◆ Extracted records:
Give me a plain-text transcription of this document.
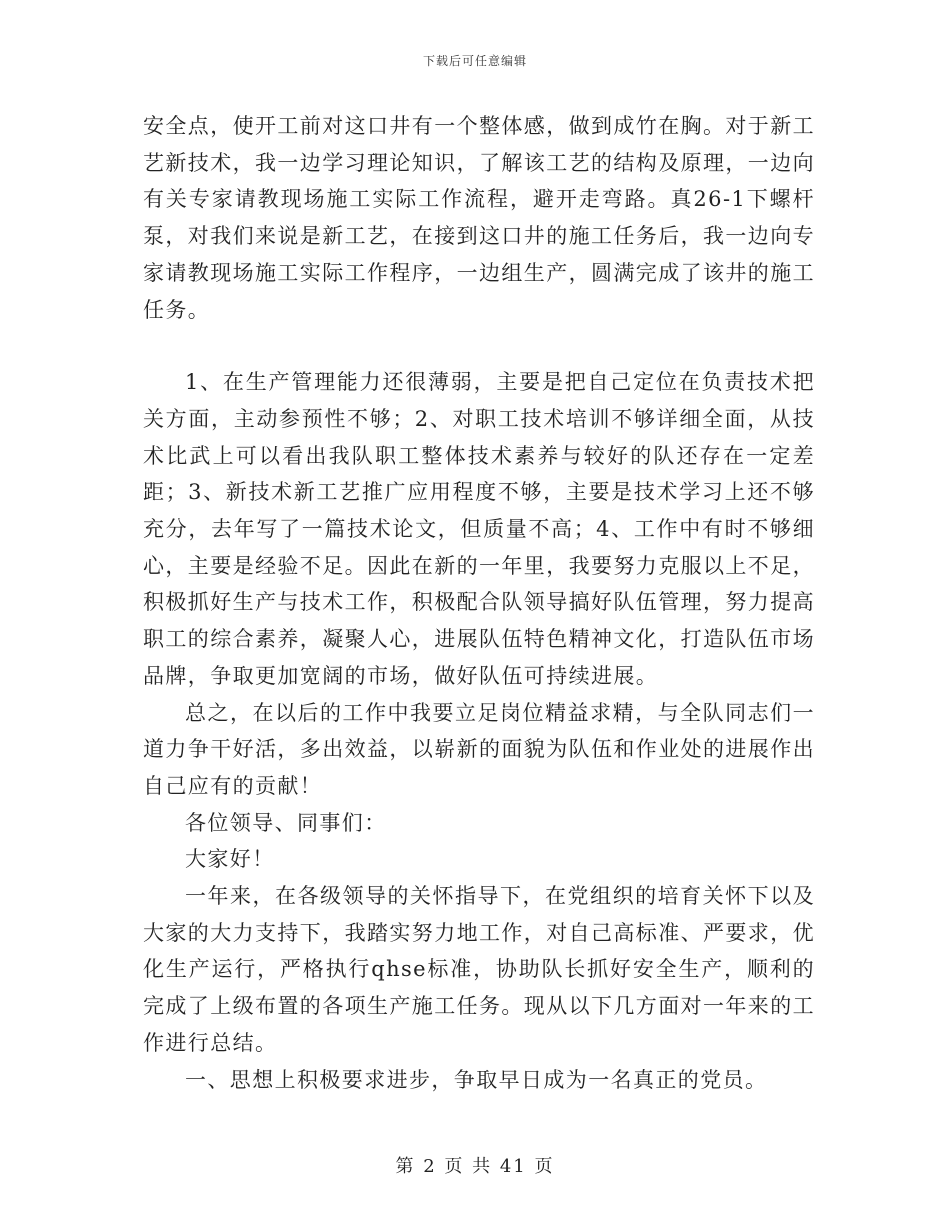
下载后可任意编辑

安全点，使开工前对这口井有一个整体感，做到成竹在胸。对于新工艺新技术，我一边学习理论知识，了解该工艺的结构及原理，一边向有关专家请教现场施工实际工作流程，避开走弯路。真26-1下螺杆泵，对我们来说是新工艺，在接到这口井的施工任务后，我一边向专家请教现场施工实际工作程序，一边组生产，圆满完成了该井的施工任务。

1、在生产管理能力还很薄弱，主要是把自己定位在负责技术把关方面，主动参预性不够；2、对职工技术培训不够详细全面，从技术比武上可以看出我队职工整体技术素养与较好的队还存在一定差距；3、新技术新工艺推广应用程度不够，主要是技术学习上还不够充分，去年写了一篇技术论文，但质量不高；4、工作中有时不够细心，主要是经验不足。因此在新的一年里，我要努力克服以上不足，积极抓好生产与技术工作，积极配合队领导搞好队伍管理，努力提高职工的综合素养，凝聚人心，进展队伍特色精神文化，打造队伍市场品牌，争取更加宽阔的市场，做好队伍可持续进展。

总之，在以后的工作中我要立足岗位精益求精，与全队同志们一道力争干好活，多出效益，以崭新的面貌为队伍和作业处的进展作出自己应有的贡献！

各位领导、同事们：

大家好！

一年来，在各级领导的关怀指导下，在党组织的培育关怀下以及大家的大力支持下，我踏实努力地工作，对自己高标准、严要求，优化生产运行，严格执行qhse标准，协助队长抓好安全生产，顺利的完成了上级布置的各项生产施工任务。现从以下几方面对一年来的工作进行总结。

一、思想上积极要求进步，争取早日成为一名真正的党员。

第 2 页 共 41 页
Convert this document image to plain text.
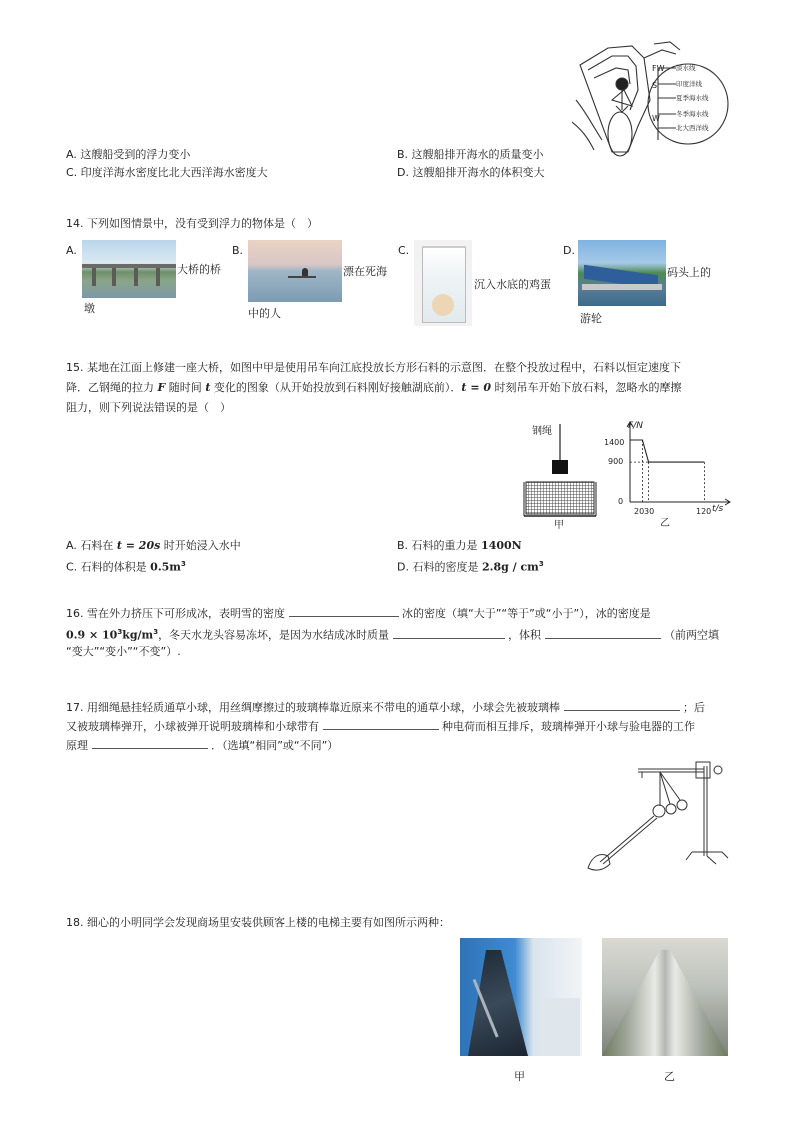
FW
S
W
淡水线
印度洋线
夏季海水线
冬季海水线
北大西洋线
A. 这艘船受到的浮力变小	B. 这艘船排开海水的质量变小
C. 印度洋海水密度比北大西洋海水密度大	D. 这艘船排开海水的体积变大
14. 下列如图情景中，没有受到浮力的物体是（　）
A.
大桥的桥
墩
B.
漂在死海
中的人
C.
沉入水底的鸡蛋
D.
码头上的
游轮
15. 某地在江面上修建一座大桥，如图中甲是使用吊车向江底投放长方形石料的示意图．在整个投放过程中，石料以恒定速度下
降．乙钢绳的拉力 F 随时间 t 变化的图象（从开始投放到石料刚好接触湖底前）．t = 0 时刻吊车开始下放石料，忽略水的摩擦
阻力，则下列说法错误的是（　）
钢绳
甲
F/N
t/s
1400
900
0
20 30	120
乙
A. 石料在 t = 20s 时开始浸入水中	B. 石料的重力是 1400N
C. 石料的体积是 $0.5m^3$	D. 石料的密度是 $2.8g / cm^3$
16. 雪在外力挤压下可形成冰，表明雪的密度	冰的密度（填“大于”“等于”或“小于”），冰的密度是
$0.9 \times 10^3kg/m^3$，冬天水龙头容易冻坏，是因为水结成冰时质量	，体积	（前两空填
“变大”“变小”“不变”）.
17. 用细绳悬挂轻质通草小球，用丝绸摩擦过的玻璃棒靠近原来不带电的通草小球，小球会先被玻璃棒	；后
又被玻璃棒弹开，小球被弹开说明玻璃棒和小球带有	种电荷而相互排斥，玻璃棒弹开小球与验电器的工作
原理	．（选填“相同”或“不同”）
18. 细心的小明同学会发现商场里安装供顾客上楼的电梯主要有如图所示两种：
甲	乙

◆ What to do:
Write the listing above out again exactly, dropping each image.

◆ Output for this exercise:
Give me a plain-text transcription of this document.
下载后可任意编辑

安全点，使开工前对这口井有一个整体感，做到成竹在胸。对于新工艺新技术，我一边学习理论知识，了解该工艺的结构及原理，一边向有关专家请教现场施工实际工作流程，避开走弯路。真26-1下螺杆泵，对我们来说是新工艺，在接到这口井的施工任务后，我一边向专家请教现场施工实际工作程序，一边组生产，圆满完成了该井的施工任务。

1、在生产管理能力还很薄弱，主要是把自己定位在负责技术把关方面，主动参预性不够；2、对职工技术培训不够详细全面，从技术比武上可以看出我队职工整体技术素养与较好的队还存在一定差距；3、新技术新工艺推广应用程度不够，主要是技术学习上还不够充分，去年写了一篇技术论文，但质量不高；4、工作中有时不够细心，主要是经验不足。因此在新的一年里，我要努力克服以上不足，积极抓好生产与技术工作，积极配合队领导搞好队伍管理，努力提高职工的综合素养，凝聚人心，进展队伍特色精神文化，打造队伍市场品牌，争取更加宽阔的市场，做好队伍可持续进展。

总之，在以后的工作中我要立足岗位精益求精，与全队同志们一道力争干好活，多出效益，以崭新的面貌为队伍和作业处的进展作出自己应有的贡献！

各位领导、同事们：

大家好！

一年来，在各级领导的关怀指导下，在党组织的培育关怀下以及大家的大力支持下，我踏实努力地工作，对自己高标准、严要求，优化生产运行，严格执行qhse标准，协助队长抓好安全生产，顺利的完成了上级布置的各项生产施工任务。现从以下几方面对一年来的工作进行总结。

一、思想上积极要求进步，争取早日成为一名真正的党员。

第 2 页 共 41 页
Convert this document image to plain text.
FW
S
W
淡水线
印度洋线
夏季海水线
冬季海水线
北大西洋线
A. 这艘船受到的浮力变小	B. 这艘船排开海水的质量变小
C. 印度洋海水密度比北大西洋海水密度大	D. 这艘船排开海水的体积变大
14. 下列如图情景中，没有受到浮力的物体是（　）
A.
大桥的桥
墩
B.
漂在死海
中的人
C.
沉入水底的鸡蛋
D.
码头上的
游轮
15. 某地在江面上修建一座大桥，如图中甲是使用吊车向江底投放长方形石料的示意图．在整个投放过程中，石料以恒定速度下
降．乙钢绳的拉力 F 随时间 t 变化的图象（从开始投放到石料刚好接触湖底前）．t = 0 时刻吊车开始下放石料，忽略水的摩擦
阻力，则下列说法错误的是（　）
钢绳
甲
F/N
t/s
1400
900
0
20 30	120
乙
A. 石料在 t = 20s 时开始浸入水中	B. 石料的重力是 1400N
C. 石料的体积是 $0.5m^3$	D. 石料的密度是 $2.8g / cm^3$
16. 雪在外力挤压下可形成冰，表明雪的密度	冰的密度（填“大于”“等于”或“小于”），冰的密度是
$0.9 \times 10^3kg/m^3$，冬天水龙头容易冻坏，是因为水结成冰时质量	，体积	（前两空填
“变大”“变小”“不变”）.
17. 用细绳悬挂轻质通草小球，用丝绸摩擦过的玻璃棒靠近原来不带电的通草小球，小球会先被玻璃棒	；后
又被玻璃棒弹开，小球被弹开说明玻璃棒和小球带有	种电荷而相互排斥，玻璃棒弹开小球与验电器的工作
原理	．（选填“相同”或“不同”）
18. 细心的小明同学会发现商场里安装供顾客上楼的电梯主要有如图所示两种：
甲	乙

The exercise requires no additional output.